• Records for the task:
↓↓↓

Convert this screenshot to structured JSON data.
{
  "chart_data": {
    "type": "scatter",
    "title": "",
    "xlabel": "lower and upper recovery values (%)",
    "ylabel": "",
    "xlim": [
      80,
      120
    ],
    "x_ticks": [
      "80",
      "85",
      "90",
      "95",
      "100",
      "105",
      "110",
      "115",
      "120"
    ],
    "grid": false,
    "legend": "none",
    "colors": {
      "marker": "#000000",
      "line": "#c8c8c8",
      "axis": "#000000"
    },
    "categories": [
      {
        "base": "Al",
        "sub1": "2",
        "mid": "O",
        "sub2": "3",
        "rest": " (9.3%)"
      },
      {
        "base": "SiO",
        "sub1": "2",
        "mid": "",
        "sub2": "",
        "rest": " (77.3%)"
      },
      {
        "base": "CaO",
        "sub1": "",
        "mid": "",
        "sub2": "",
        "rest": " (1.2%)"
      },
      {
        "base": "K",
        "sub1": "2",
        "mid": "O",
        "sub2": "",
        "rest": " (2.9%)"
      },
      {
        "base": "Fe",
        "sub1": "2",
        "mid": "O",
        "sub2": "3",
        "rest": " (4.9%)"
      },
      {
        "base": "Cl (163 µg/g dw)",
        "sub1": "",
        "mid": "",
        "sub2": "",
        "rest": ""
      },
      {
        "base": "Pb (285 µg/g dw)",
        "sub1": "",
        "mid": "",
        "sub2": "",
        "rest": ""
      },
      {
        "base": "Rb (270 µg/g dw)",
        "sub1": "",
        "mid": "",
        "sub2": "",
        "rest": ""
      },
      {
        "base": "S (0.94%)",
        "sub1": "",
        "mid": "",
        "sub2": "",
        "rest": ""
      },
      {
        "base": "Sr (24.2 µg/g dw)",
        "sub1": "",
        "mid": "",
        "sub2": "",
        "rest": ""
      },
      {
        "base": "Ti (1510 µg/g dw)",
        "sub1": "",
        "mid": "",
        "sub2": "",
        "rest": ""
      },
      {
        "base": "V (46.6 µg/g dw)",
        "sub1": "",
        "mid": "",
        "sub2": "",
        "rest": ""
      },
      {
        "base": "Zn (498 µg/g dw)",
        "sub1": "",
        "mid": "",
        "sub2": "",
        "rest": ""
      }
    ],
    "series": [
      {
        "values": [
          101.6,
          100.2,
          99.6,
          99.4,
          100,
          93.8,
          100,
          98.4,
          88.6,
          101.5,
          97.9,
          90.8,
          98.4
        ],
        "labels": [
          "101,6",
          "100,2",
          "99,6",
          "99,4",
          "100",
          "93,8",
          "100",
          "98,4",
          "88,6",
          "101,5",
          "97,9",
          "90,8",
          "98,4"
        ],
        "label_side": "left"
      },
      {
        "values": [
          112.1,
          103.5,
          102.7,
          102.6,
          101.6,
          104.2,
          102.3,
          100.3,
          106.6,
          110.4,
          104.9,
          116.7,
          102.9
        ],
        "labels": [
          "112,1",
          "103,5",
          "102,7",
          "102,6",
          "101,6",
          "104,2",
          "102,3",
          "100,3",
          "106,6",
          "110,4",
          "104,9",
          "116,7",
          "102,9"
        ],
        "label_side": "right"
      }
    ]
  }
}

↑↑↑

Restate every entry word for word.

• Exercise response:
Convert this screenshot to structured JSON data.
{
  "chart_data": {
    "type": "scatter",
    "title": "",
    "xlabel": "lower and upper recovery values (%)",
    "ylabel": "",
    "xlim": [
      80,
      120
    ],
    "x_ticks": [
      "80",
      "85",
      "90",
      "95",
      "100",
      "105",
      "110",
      "115",
      "120"
    ],
    "grid": false,
    "legend": "none",
    "colors": {
      "marker": "#000000",
      "line": "#c8c8c8",
      "axis": "#000000"
    },
    "categories": [
      {
        "base": "Al",
        "sub1": "2",
        "mid": "O",
        "sub2": "3",
        "rest": " (9.3%)"
      },
      {
        "base": "SiO",
        "sub1": "2",
        "mid": "",
        "sub2": "",
        "rest": " (77.3%)"
      },
      {
        "base": "CaO",
        "sub1": "",
        "mid": "",
        "sub2": "",
        "rest": " (1.2%)"
      },
      {
        "base": "K",
        "sub1": "2",
        "mid": "O",
        "sub2": "",
        "rest": " (2.9%)"
      },
      {
        "base": "Fe",
        "sub1": "2",
        "mid": "O",
        "sub2": "3",
        "rest": " (4.9%)"
      },
      {
        "base": "Cl (163 µg/g dw)",
        "sub1": "",
        "mid": "",
        "sub2": "",
        "rest": ""
      },
      {
        "base": "Pb (285 µg/g dw)",
        "sub1": "",
        "mid": "",
        "sub2": "",
        "rest": ""
      },
      {
        "base": "Rb (270 µg/g dw)",
        "sub1": "",
        "mid": "",
        "sub2": "",
        "rest": ""
      },
      {
        "base": "S (0.94%)",
        "sub1": "",
        "mid": "",
        "sub2": "",
        "rest": ""
      },
      {
        "base": "Sr (24.2 µg/g dw)",
        "sub1": "",
        "mid": "",
        "sub2": "",
        "rest": ""
      },
      {
        "base": "Ti (1510 µg/g dw)",
        "sub1": "",
        "mid": "",
        "sub2": "",
        "rest": ""
      },
      {
        "base": "V (46.6 µg/g dw)",
        "sub1": "",
        "mid": "",
        "sub2": "",
        "rest": ""
      },
      {
        "base": "Zn (498 µg/g dw)",
        "sub1": "",
        "mid": "",
        "sub2": "",
        "rest": ""
      }
    ],
    "series": [
      {
        "values": [
          101.6,
          100.2,
          99.6,
          99.4,
          100,
          93.8,
          100,
          98.4,
          88.6,
          101.5,
          97.9,
          90.8,
          98.4
        ],
        "labels": [
          "101,6",
          "100,2",
          "99,6",
          "99,4",
          "100",
          "93,8",
          "100",
          "98,4",
          "88,6",
          "101,5",
          "97,9",
          "90,8",
          "98,4"
        ],
        "label_side": "left"
      },
      {
        "values": [
          112.1,
          103.5,
          102.7,
          102.6,
          101.6,
          104.2,
          102.3,
          100.3,
          106.6,
          110.4,
          104.9,
          116.7,
          102.9
        ],
        "labels": [
          "112,1",
          "103,5",
          "102,7",
          "102,6",
          "101,6",
          "104,2",
          "102,3",
          "100,3",
          "106,6",
          "110,4",
          "104,9",
          "116,7",
          "102,9"
        ],
        "label_side": "right"
      }
    ]
  }
}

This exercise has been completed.